[Short task] Pick out every line with the word "title" and copy it.

[Given records]
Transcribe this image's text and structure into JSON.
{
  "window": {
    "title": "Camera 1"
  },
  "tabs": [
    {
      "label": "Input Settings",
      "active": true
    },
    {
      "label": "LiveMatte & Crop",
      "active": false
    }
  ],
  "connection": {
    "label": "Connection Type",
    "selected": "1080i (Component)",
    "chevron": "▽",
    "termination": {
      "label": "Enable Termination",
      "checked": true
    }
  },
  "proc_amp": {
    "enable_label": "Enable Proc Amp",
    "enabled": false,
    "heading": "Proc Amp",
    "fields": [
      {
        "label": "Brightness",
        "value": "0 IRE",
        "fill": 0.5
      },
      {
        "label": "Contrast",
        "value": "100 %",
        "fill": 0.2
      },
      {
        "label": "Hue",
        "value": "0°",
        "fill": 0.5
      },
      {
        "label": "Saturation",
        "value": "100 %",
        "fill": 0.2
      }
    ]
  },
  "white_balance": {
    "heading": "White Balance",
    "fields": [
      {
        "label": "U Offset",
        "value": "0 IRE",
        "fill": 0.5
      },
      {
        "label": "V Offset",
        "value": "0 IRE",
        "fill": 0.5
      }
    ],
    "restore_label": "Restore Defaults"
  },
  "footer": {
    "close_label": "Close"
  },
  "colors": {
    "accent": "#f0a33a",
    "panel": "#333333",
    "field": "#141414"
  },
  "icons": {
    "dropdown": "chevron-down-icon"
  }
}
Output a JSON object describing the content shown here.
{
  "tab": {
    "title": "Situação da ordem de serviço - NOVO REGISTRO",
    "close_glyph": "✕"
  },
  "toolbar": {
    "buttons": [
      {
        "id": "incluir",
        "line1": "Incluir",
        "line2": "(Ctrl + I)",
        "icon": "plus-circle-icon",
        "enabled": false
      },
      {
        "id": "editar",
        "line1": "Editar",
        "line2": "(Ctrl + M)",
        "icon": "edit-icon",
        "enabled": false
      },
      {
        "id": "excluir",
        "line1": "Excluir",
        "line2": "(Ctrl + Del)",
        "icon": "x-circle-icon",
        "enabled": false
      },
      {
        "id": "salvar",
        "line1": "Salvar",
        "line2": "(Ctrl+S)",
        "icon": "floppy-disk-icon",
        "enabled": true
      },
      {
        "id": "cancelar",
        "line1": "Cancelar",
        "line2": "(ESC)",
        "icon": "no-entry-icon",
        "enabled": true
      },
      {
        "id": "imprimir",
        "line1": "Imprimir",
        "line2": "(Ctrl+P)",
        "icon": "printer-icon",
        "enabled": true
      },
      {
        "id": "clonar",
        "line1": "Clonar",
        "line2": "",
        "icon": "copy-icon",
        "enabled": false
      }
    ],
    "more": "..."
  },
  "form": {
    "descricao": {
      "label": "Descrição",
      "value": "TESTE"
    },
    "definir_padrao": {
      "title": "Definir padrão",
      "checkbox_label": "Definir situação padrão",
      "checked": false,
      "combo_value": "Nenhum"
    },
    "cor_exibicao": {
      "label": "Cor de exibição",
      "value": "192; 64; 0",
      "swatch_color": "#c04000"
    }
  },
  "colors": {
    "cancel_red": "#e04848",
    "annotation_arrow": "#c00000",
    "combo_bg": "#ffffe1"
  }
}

[Response for this exercise]
    "title": "Camera 1"
    "title": "Situação da ordem de serviço - NOVO REGISTRO",
      "title": "Definir padrão",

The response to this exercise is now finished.